* [STATED GOAL]: Count how many lines in the records below contain the string "price", treating uppercase and lowercase as different, and reply with the number alone.

* [RECORDS FOR THIS TASK]:
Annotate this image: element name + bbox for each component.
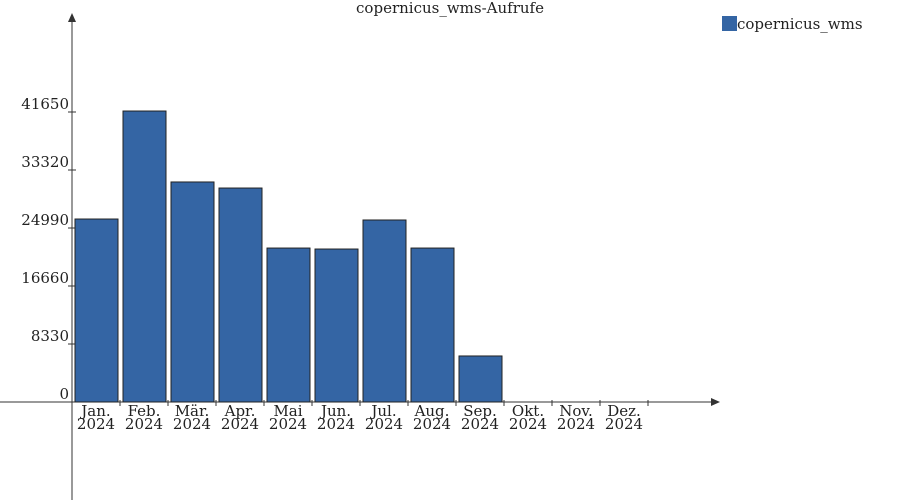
x-tick-label: Feb. xyxy=(128,402,161,420)
bar xyxy=(410,247,455,403)
bar xyxy=(170,181,215,403)
x-tick-label: Mär. xyxy=(175,402,210,420)
x-tick-label: Sep. xyxy=(463,402,497,420)
bar xyxy=(122,110,167,403)
y-axis-arrow xyxy=(68,13,76,22)
x-tick-label: Nov. xyxy=(559,402,593,420)
legend-swatch xyxy=(722,16,737,31)
x-tick-label: Apr. xyxy=(224,402,256,420)
y-tick-label: 33320 xyxy=(21,153,69,171)
bar xyxy=(74,218,119,403)
x-tick-label: 2024 xyxy=(269,415,307,433)
bar xyxy=(362,219,407,403)
x-tick-label: 2024 xyxy=(317,415,355,433)
x-tick-label: 2024 xyxy=(605,415,643,433)
x-tick-label: 2024 xyxy=(125,415,163,433)
bar xyxy=(458,355,503,403)
x-tick-label: Dez. xyxy=(607,402,641,420)
y-tick-label: 41650 xyxy=(21,95,69,113)
x-tick-label: 2024 xyxy=(77,415,115,433)
y-tick-label: 0 xyxy=(59,385,69,403)
x-tick-label: 2024 xyxy=(413,415,451,433)
x-tick-label: Jun. xyxy=(319,402,351,420)
x-tick-label: Okt. xyxy=(512,402,544,420)
x-tick-label: 2024 xyxy=(173,415,211,433)
x-tick-label: Jul. xyxy=(369,402,396,420)
y-tick-label: 8330 xyxy=(31,327,69,345)
x-tick-label: 2024 xyxy=(557,415,595,433)
x-tick-label: 2024 xyxy=(461,415,499,433)
bar xyxy=(314,248,359,403)
bar xyxy=(266,247,311,403)
x-tick-label: 2024 xyxy=(365,415,403,433)
x-tick-label: Jan. xyxy=(79,402,110,420)
x-tick-label: Aug. xyxy=(414,402,450,420)
x-tick-label: Mai xyxy=(273,402,302,420)
bar xyxy=(218,187,263,403)
chart-title: copernicus_wms-Aufrufe xyxy=(356,0,544,17)
x-axis-arrow xyxy=(711,398,720,406)
y-tick-label: 16660 xyxy=(21,269,69,287)
legend-label: copernicus_wms xyxy=(737,15,863,33)
x-tick-label: 2024 xyxy=(221,415,259,433)
x-tick-label: 2024 xyxy=(509,415,547,433)
y-tick-label: 24990 xyxy=(21,211,69,229)
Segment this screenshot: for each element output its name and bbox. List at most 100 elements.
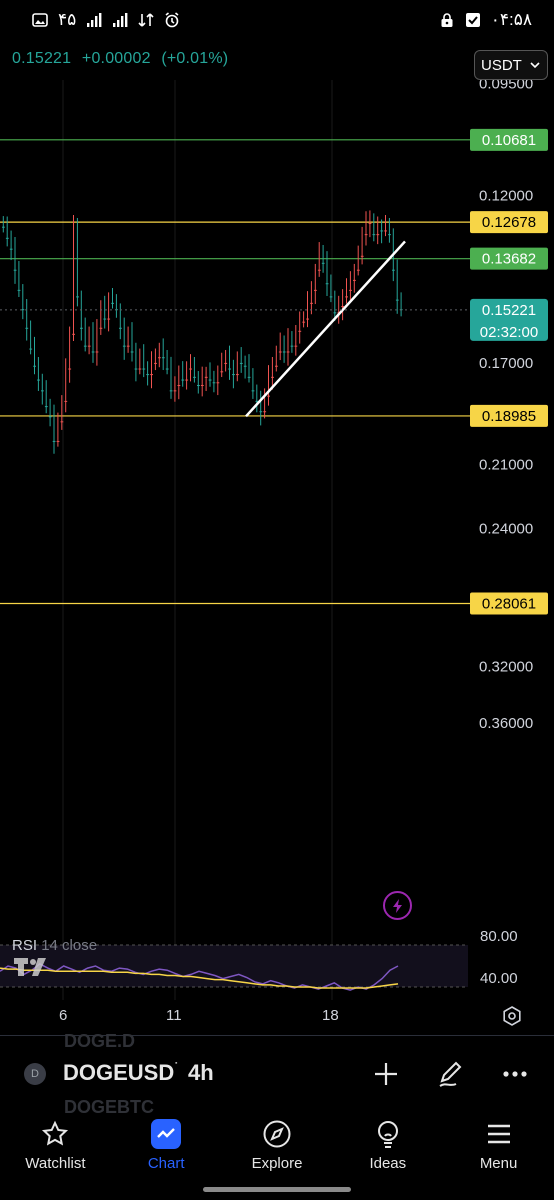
symbol-ticker: DOGEUSD [63,1060,175,1085]
candle-body [142,368,146,370]
candle-body [314,289,317,291]
level-tag-value: 0.12678 [482,214,536,231]
trend-line[interactable] [245,240,406,418]
interval-selector[interactable]: 4h [188,1060,214,1085]
candlestick-series [2,210,403,454]
candle-body [200,384,204,386]
candle-body [158,357,161,359]
candle-body [103,318,107,320]
nav-label: Ideas [369,1155,407,1172]
candle-body [384,230,387,232]
lock-icon [441,13,453,27]
level-tag-bg [470,592,548,615]
flash-button[interactable] [383,891,412,920]
status-time: ۰۴:۵۸ [490,10,532,29]
nav-label: Menu [479,1155,518,1172]
candle-body [345,296,348,298]
rsi-legend[interactable]: RSI 14 close [12,937,97,954]
candle-body [263,411,267,413]
star-icon [42,1120,69,1146]
price-axis-label: 0.21000 [479,456,533,473]
candle-body [185,379,189,381]
candle-body [278,351,282,353]
candle-body [37,379,40,381]
status-bar: ۴۵ ۰۴:۵۸ [0,0,554,40]
candle-body [306,318,309,320]
candle-body [52,440,56,442]
candle-body [119,327,122,329]
current-price-value: 0.15221 [482,302,536,319]
candle-body [154,362,157,364]
candle-body [169,390,173,392]
level-tag-bg [470,404,548,427]
candle-body [60,421,64,423]
rsi-axis-40: 40.00 [480,970,518,987]
pencil-icon[interactable] [436,1059,466,1089]
price-axis-label: 0.36000 [479,715,533,732]
candle-body [360,255,364,257]
candle-body [130,351,134,353]
candle-body [298,330,302,332]
nav-label: Watchlist [25,1155,86,1172]
candle-body [204,376,208,378]
candle-body [208,379,212,381]
tradingview-logo-icon [14,958,46,976]
level-tag-value: 0.18985 [482,408,536,425]
candle-body [212,382,216,384]
candle-body [228,368,231,370]
symbol-logo: D [24,1063,46,1085]
candle-body [302,321,306,323]
price-axis-label: 0.09500 [479,80,533,93]
candle-body [236,374,239,376]
candle-body [247,376,251,378]
candle-body [83,345,87,347]
nav-chart[interactable]: Chart [111,1110,222,1180]
candle-body [48,416,52,418]
nav-ideas[interactable]: Ideas [332,1110,443,1180]
candle-body [146,374,150,376]
candle-body [368,222,372,224]
candle-body [251,390,255,392]
candle-body [376,234,380,236]
candle-body [286,351,290,353]
current-price-tag-bg [470,298,548,341]
price-change: +0.00002 [81,50,151,67]
candle-body [138,368,142,370]
price-chart[interactable]: 0.36000 0.32000 0.24000 0.21000 0.17000 0.120… [0,80,554,1035]
candle-body [181,379,185,381]
plus-icon[interactable] [371,1059,401,1089]
alarm-icon [165,12,179,28]
signal-icon [113,13,128,27]
candle-body [56,440,60,442]
candle-body [271,376,274,378]
candle-countdown: 02:32:00 [480,324,538,341]
chart-icon [157,1128,176,1138]
symbol-name[interactable]: DOGEUSD˙ [63,1060,178,1086]
rsi-params: 14 close [41,937,98,954]
level-tag-bg [470,128,548,151]
nav-menu[interactable]: Menu [443,1110,554,1180]
compass-icon [263,1120,291,1148]
candle-body [25,327,29,329]
candle-body [161,357,165,359]
candle-body [380,230,384,232]
last-price: 0.15221 [12,50,72,67]
nav-explore[interactable]: Explore [222,1110,333,1180]
candle-body [95,351,99,353]
currency-selector[interactable]: USDT [474,50,548,80]
ghost-symbol-prev: DOGE.D [64,1031,136,1051]
nav-watchlist[interactable]: Watchlist [0,1110,111,1180]
candle-body [349,289,352,291]
candle-body [275,365,278,367]
candle-body [41,390,44,392]
more-icon[interactable] [500,1059,530,1089]
candle-body [294,345,298,347]
candle-body [325,283,329,285]
chart-settings-icon[interactable] [501,1005,523,1027]
candle-body [259,411,263,413]
nav-label: Chart [147,1155,185,1172]
time-axis-label: 11 [166,1007,182,1024]
candle-body [364,234,368,236]
candle-body [72,333,75,335]
candle-body [177,384,181,386]
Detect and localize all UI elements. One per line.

* [CORRECT OUTPUT]: 8